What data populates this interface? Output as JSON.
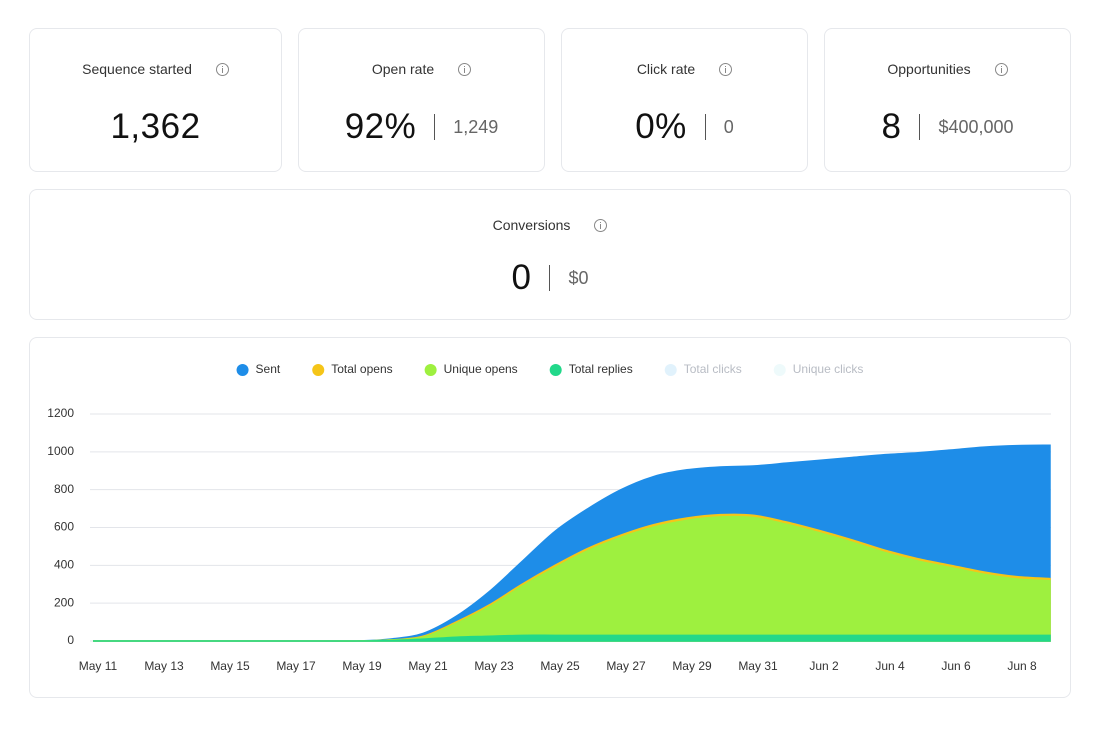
{
  "cards": [
    {
      "title": "Sequence started",
      "value": "1,362"
    },
    {
      "title": "Open rate",
      "value": "92%",
      "secondary": "1,249"
    },
    {
      "title": "Click rate",
      "value": "0%",
      "secondary": "0"
    },
    {
      "title": "Opportunities",
      "value": "8",
      "secondary": "$400,000"
    },
    {
      "title": "Conversions",
      "value": "0",
      "secondary": "$0"
    }
  ],
  "chart_data": {
    "type": "area",
    "categories": [
      "May 11",
      null,
      "May 13",
      null,
      "May 15",
      null,
      "May 17",
      null,
      "May 19",
      null,
      "May 21",
      null,
      "May 23",
      null,
      "May 25",
      null,
      "May 27",
      null,
      "May 29",
      null,
      "May 31",
      null,
      "Jun 2",
      null,
      "Jun 4",
      null,
      "Jun 6",
      null,
      "Jun 8",
      null
    ],
    "series": [
      {
        "name": "Sent",
        "color": "#1e8de8",
        "visible": true,
        "values": [
          0,
          0,
          0,
          0,
          0,
          0,
          0,
          0,
          0,
          10,
          40,
          130,
          260,
          420,
          580,
          700,
          800,
          870,
          905,
          920,
          925,
          940,
          955,
          970,
          985,
          995,
          1010,
          1025,
          1033,
          1035
        ]
      },
      {
        "name": "Total opens",
        "color": "#f5c518",
        "visible": true,
        "values": [
          0,
          0,
          0,
          0,
          0,
          0,
          0,
          0,
          0,
          5,
          25,
          100,
          190,
          300,
          400,
          490,
          560,
          615,
          650,
          668,
          665,
          630,
          585,
          535,
          480,
          435,
          400,
          365,
          340,
          330
        ]
      },
      {
        "name": "Unique opens",
        "color": "#9ef03f",
        "visible": true,
        "values": [
          0,
          0,
          0,
          0,
          0,
          0,
          0,
          0,
          0,
          5,
          20,
          92,
          180,
          290,
          388,
          478,
          548,
          603,
          638,
          656,
          653,
          618,
          573,
          523,
          468,
          423,
          388,
          353,
          328,
          318
        ]
      },
      {
        "name": "Total replies",
        "color": "#22d88a",
        "visible": true,
        "values": [
          0,
          0,
          0,
          0,
          0,
          0,
          0,
          0,
          0,
          2,
          10,
          20,
          25,
          30,
          30,
          30,
          30,
          30,
          30,
          30,
          30,
          30,
          30,
          30,
          30,
          30,
          30,
          30,
          30,
          30
        ]
      },
      {
        "name": "Total clicks",
        "color": "#e1f2fc",
        "visible": false,
        "values": [
          0,
          0,
          0,
          0,
          0,
          0,
          0,
          0,
          0,
          0,
          0,
          0,
          0,
          0,
          0,
          0,
          0,
          0,
          0,
          0,
          0,
          0,
          0,
          0,
          0,
          0,
          0,
          0,
          0,
          0
        ]
      },
      {
        "name": "Unique clicks",
        "color": "#eefafb",
        "visible": false,
        "values": [
          0,
          0,
          0,
          0,
          0,
          0,
          0,
          0,
          0,
          0,
          0,
          0,
          0,
          0,
          0,
          0,
          0,
          0,
          0,
          0,
          0,
          0,
          0,
          0,
          0,
          0,
          0,
          0,
          0,
          0
        ]
      }
    ],
    "ylim": [
      0,
      1200
    ],
    "yticks": [
      0,
      200,
      400,
      600,
      800,
      1000,
      1200
    ],
    "grid": true
  }
}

■ **Required task**
Copy every record above exactly as written, but leave out the pictures.

■ **Answer below**
What data populates this interface? Output as JSON.
{
  "cards": [
    {
      "title": "Sequence started",
      "value": "1,362"
    },
    {
      "title": "Open rate",
      "value": "92%",
      "secondary": "1,249"
    },
    {
      "title": "Click rate",
      "value": "0%",
      "secondary": "0"
    },
    {
      "title": "Opportunities",
      "value": "8",
      "secondary": "$400,000"
    },
    {
      "title": "Conversions",
      "value": "0",
      "secondary": "$0"
    }
  ],
  "chart_data": {
    "type": "area",
    "categories": [
      "May 11",
      null,
      "May 13",
      null,
      "May 15",
      null,
      "May 17",
      null,
      "May 19",
      null,
      "May 21",
      null,
      "May 23",
      null,
      "May 25",
      null,
      "May 27",
      null,
      "May 29",
      null,
      "May 31",
      null,
      "Jun 2",
      null,
      "Jun 4",
      null,
      "Jun 6",
      null,
      "Jun 8",
      null
    ],
    "series": [
      {
        "name": "Sent",
        "color": "#1e8de8",
        "visible": true,
        "values": [
          0,
          0,
          0,
          0,
          0,
          0,
          0,
          0,
          0,
          10,
          40,
          130,
          260,
          420,
          580,
          700,
          800,
          870,
          905,
          920,
          925,
          940,
          955,
          970,
          985,
          995,
          1010,
          1025,
          1033,
          1035
        ]
      },
      {
        "name": "Total opens",
        "color": "#f5c518",
        "visible": true,
        "values": [
          0,
          0,
          0,
          0,
          0,
          0,
          0,
          0,
          0,
          5,
          25,
          100,
          190,
          300,
          400,
          490,
          560,
          615,
          650,
          668,
          665,
          630,
          585,
          535,
          480,
          435,
          400,
          365,
          340,
          330
        ]
      },
      {
        "name": "Unique opens",
        "color": "#9ef03f",
        "visible": true,
        "values": [
          0,
          0,
          0,
          0,
          0,
          0,
          0,
          0,
          0,
          5,
          20,
          92,
          180,
          290,
          388,
          478,
          548,
          603,
          638,
          656,
          653,
          618,
          573,
          523,
          468,
          423,
          388,
          353,
          328,
          318
        ]
      },
      {
        "name": "Total replies",
        "color": "#22d88a",
        "visible": true,
        "values": [
          0,
          0,
          0,
          0,
          0,
          0,
          0,
          0,
          0,
          2,
          10,
          20,
          25,
          30,
          30,
          30,
          30,
          30,
          30,
          30,
          30,
          30,
          30,
          30,
          30,
          30,
          30,
          30,
          30,
          30
        ]
      },
      {
        "name": "Total clicks",
        "color": "#e1f2fc",
        "visible": false,
        "values": [
          0,
          0,
          0,
          0,
          0,
          0,
          0,
          0,
          0,
          0,
          0,
          0,
          0,
          0,
          0,
          0,
          0,
          0,
          0,
          0,
          0,
          0,
          0,
          0,
          0,
          0,
          0,
          0,
          0,
          0
        ]
      },
      {
        "name": "Unique clicks",
        "color": "#eefafb",
        "visible": false,
        "values": [
          0,
          0,
          0,
          0,
          0,
          0,
          0,
          0,
          0,
          0,
          0,
          0,
          0,
          0,
          0,
          0,
          0,
          0,
          0,
          0,
          0,
          0,
          0,
          0,
          0,
          0,
          0,
          0,
          0,
          0
        ]
      }
    ],
    "ylim": [
      0,
      1200
    ],
    "yticks": [
      0,
      200,
      400,
      600,
      800,
      1000,
      1200
    ],
    "grid": true
  }
}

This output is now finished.